┌─ Data records

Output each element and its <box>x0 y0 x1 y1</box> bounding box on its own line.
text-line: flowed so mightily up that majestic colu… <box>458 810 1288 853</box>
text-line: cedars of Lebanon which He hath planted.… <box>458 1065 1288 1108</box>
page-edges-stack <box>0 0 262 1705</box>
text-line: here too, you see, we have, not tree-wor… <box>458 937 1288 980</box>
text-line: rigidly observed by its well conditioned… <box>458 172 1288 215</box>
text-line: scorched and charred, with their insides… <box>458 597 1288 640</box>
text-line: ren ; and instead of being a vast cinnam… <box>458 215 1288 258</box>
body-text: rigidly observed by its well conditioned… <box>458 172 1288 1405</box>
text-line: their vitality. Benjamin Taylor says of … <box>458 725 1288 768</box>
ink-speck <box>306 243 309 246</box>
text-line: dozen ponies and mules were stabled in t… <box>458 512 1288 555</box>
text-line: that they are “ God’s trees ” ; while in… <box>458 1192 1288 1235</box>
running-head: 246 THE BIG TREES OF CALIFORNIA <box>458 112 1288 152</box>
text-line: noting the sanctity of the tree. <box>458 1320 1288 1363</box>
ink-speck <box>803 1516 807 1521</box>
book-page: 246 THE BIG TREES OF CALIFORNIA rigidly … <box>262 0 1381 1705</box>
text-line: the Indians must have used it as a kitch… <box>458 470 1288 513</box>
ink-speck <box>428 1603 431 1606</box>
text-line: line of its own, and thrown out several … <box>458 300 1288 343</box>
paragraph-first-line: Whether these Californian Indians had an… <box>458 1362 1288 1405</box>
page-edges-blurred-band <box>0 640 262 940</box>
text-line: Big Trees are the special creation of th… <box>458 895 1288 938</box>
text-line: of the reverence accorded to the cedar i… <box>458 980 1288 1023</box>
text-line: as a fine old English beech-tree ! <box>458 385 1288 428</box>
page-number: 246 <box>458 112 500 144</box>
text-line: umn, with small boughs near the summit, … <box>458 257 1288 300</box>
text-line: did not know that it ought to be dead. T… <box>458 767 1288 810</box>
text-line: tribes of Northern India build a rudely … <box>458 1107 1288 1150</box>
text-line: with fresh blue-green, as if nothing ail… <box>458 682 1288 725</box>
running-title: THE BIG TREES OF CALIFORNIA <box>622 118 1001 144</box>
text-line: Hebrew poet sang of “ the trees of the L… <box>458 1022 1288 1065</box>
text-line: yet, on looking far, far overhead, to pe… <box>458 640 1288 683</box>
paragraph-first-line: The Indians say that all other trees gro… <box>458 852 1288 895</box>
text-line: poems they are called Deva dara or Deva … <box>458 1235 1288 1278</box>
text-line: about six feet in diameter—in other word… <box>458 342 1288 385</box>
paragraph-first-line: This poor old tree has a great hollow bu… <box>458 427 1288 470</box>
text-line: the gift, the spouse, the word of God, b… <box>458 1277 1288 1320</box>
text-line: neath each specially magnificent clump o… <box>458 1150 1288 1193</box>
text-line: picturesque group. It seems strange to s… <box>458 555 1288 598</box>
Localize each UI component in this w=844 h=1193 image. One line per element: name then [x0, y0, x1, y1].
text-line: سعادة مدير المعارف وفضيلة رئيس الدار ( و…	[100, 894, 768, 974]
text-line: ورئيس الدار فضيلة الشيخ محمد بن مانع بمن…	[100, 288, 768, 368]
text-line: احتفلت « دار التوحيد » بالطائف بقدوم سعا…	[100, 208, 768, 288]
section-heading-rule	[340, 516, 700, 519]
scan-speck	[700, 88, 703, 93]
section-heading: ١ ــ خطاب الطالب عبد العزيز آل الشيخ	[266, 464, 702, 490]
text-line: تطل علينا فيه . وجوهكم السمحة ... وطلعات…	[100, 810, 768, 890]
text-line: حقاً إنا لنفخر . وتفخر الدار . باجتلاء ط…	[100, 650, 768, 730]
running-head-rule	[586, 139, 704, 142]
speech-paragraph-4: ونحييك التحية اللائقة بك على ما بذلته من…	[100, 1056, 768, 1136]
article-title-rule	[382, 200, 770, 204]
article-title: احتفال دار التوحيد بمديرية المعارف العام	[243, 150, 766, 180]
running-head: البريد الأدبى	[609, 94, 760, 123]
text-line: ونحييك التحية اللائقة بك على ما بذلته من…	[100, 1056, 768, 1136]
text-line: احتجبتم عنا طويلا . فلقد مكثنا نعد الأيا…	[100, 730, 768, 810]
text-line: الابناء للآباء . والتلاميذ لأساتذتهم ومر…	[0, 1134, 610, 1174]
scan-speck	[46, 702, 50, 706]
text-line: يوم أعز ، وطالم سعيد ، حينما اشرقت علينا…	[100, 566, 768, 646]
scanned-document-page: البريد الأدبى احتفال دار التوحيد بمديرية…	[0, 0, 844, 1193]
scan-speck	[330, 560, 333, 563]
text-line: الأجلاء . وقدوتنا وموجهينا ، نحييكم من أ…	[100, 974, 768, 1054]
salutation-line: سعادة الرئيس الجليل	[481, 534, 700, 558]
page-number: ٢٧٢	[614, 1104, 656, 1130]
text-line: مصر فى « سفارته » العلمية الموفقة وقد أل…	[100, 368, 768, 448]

└─

Render every line of the entries above as a Markdown table, with the row number under a column named No and the line itself under a column named Line, skipping any blank lines.

| No | Line |
|---|---|
| 1 | Output each element and its <box>x0 y0 x1 y1</box> bounding box on its own line. |
| 2 | text-line: flowed so mightily up that majestic colu… <box>458 810 1288 853</box> |
| 3 | text-line: cedars of Lebanon which He hath planted.… <box>458 1065 1288 1108</box> |
| 4 | page-edges-stack <box>0 0 262 1705</box> |
| 5 | text-line: here too, you see, we have, not tree-wor… <box>458 937 1288 980</box> |
| 6 | text-line: rigidly observed by its well conditioned… <box>458 172 1288 215</box> |
| 7 | text-line: scorched and charred, with their insides… <box>458 597 1288 640</box> |
| 8 | text-line: ren ; and instead of being a vast cinnam… <box>458 215 1288 258</box> |
| 9 | body-text: rigidly observed by its well conditioned… <box>458 172 1288 1405</box> |
| 10 | text-line: their vitality. Benjamin Taylor says of … <box>458 725 1288 768</box> |
| 11 | ink-speck <box>306 243 309 246</box> |
| 12 | text-line: dozen ponies and mules were stabled in t… <box>458 512 1288 555</box> |
| 13 | text-line: that they are “ God’s trees ” ; while in… <box>458 1192 1288 1235</box> |
| 14 | running-head: 246 THE BIG TREES OF CALIFORNIA <box>458 112 1288 152</box> |
| 15 | text-line: noting the sanctity of the tree. <box>458 1320 1288 1363</box> |
| 16 | ink-speck <box>803 1516 807 1521</box> |
| 17 | book-page: 246 THE BIG TREES OF CALIFORNIA rigidly … <box>262 0 1381 1705</box> |
| 18 | text-line: the Indians must have used it as a kitch… <box>458 470 1288 513</box> |
| 19 | ink-speck <box>428 1603 431 1606</box> |
| 20 | text-line: line of its own, and thrown out several … <box>458 300 1288 343</box> |
| 21 | paragraph-first-line: Whether these Californian Indians had an… <box>458 1362 1288 1405</box> |
| 22 | page-edges-blurred-band <box>0 640 262 940</box> |
| 23 | text-line: Big Trees are the special creation of th… <box>458 895 1288 938</box> |
| 24 | text-line: of the reverence accorded to the cedar i… <box>458 980 1288 1023</box> |
| 25 | text-line: as a fine old English beech-tree ! <box>458 385 1288 428</box> |
| 26 | page-number: 246 <box>458 112 500 144</box> |
| 27 | text-line: umn, with small boughs near the summit, … <box>458 257 1288 300</box> |
| 28 | text-line: did not know that it ought to be dead. T… <box>458 767 1288 810</box> |
| 29 | text-line: tribes of Northern India build a rudely … <box>458 1107 1288 1150</box> |
| 30 | text-line: with fresh blue-green, as if nothing ail… <box>458 682 1288 725</box> |
| 31 | running-title: THE BIG TREES OF CALIFORNIA <box>622 118 1001 144</box> |
| 32 | text-line: Hebrew poet sang of “ the trees of the L… <box>458 1022 1288 1065</box> |
| 33 | text-line: yet, on looking far, far overhead, to pe… <box>458 640 1288 683</box> |
| 34 | paragraph-first-line: The Indians say that all other trees gro… <box>458 852 1288 895</box> |
| 35 | text-line: poems they are called Deva dara or Deva … <box>458 1235 1288 1278</box> |
| 36 | text-line: about six feet in diameter—in other word… <box>458 342 1288 385</box> |
| 37 | paragraph-first-line: This poor old tree has a great hollow bu… <box>458 427 1288 470</box> |
| 38 | text-line: the gift, the spouse, the word of God, b… <box>458 1277 1288 1320</box> |
| 39 | text-line: neath each specially magnificent clump o… <box>458 1150 1288 1193</box> |
| 40 | text-line: picturesque group. It seems strange to s… <box>458 555 1288 598</box> |
| 41 | Localize each UI component in this w=844 h=1193 image. One line per element: name then [x0, y0, x1, y1]. |
| 42 | text-line: سعادة مدير المعارف وفضيلة رئيس الدار ( و…	[100, 894, 768, 974] |
| 43 | text-line: ورئيس الدار فضيلة الشيخ محمد بن مانع بمن…	[100, 288, 768, 368] |
| 44 | text-line: احتفلت « دار التوحيد » بالطائف بقدوم سعا…	[100, 208, 768, 288] |
| 45 | section-heading-rule	[340, 516, 700, 519] |
| 46 | scan-speck	[700, 88, 703, 93] |
| 47 | section-heading: ١ ــ خطاب الطالب عبد العزيز آل الشيخ	[266, 464, 702, 490] |
| 48 | text-line: تطل علينا فيه . وجوهكم السمحة ... وطلعات…	[100, 810, 768, 890] |
| 49 | text-line: حقاً إنا لنفخر . وتفخر الدار . باجتلاء ط…	[100, 650, 768, 730] |
| 50 | running-head-rule	[586, 139, 704, 142] |
| 51 | speech-paragraph-4: ونحييك التحية اللائقة بك على ما بذلته من…	[100, 1056, 768, 1136] |
| 52 | article-title-rule	[382, 200, 770, 204] |
| 53 | article-title: احتفال دار التوحيد بمديرية المعارف العام	[243, 150, 766, 180] |
| 54 | running-head: البريد الأدبى	[609, 94, 760, 123] |
| 55 | text-line: ونحييك التحية اللائقة بك على ما بذلته من…	[100, 1056, 768, 1136] |
| 56 | text-line: احتجبتم عنا طويلا . فلقد مكثنا نعد الأيا…	[100, 730, 768, 810] |
| 57 | text-line: الابناء للآباء . والتلاميذ لأساتذتهم ومر…	[0, 1134, 610, 1174] |
| 58 | scan-speck	[46, 702, 50, 706] |
| 59 | text-line: يوم أعز ، وطالم سعيد ، حينما اشرقت علينا…	[100, 566, 768, 646] |
| 60 | scanned-document-page: البريد الأدبى احتفال دار التوحيد بمديرية…	[0, 0, 844, 1193] |
| 61 | scan-speck	[330, 560, 333, 563] |
| 62 | text-line: الأجلاء . وقدوتنا وموجهينا ، نحييكم من أ…	[100, 974, 768, 1054] |
| 63 | salutation-line: سعادة الرئيس الجليل	[481, 534, 700, 558] |
| 64 | page-number: ٢٧٢	[614, 1104, 656, 1130] |
| 65 | text-line: مصر فى « سفارته » العلمية الموفقة وقد أل…	[100, 368, 768, 448] |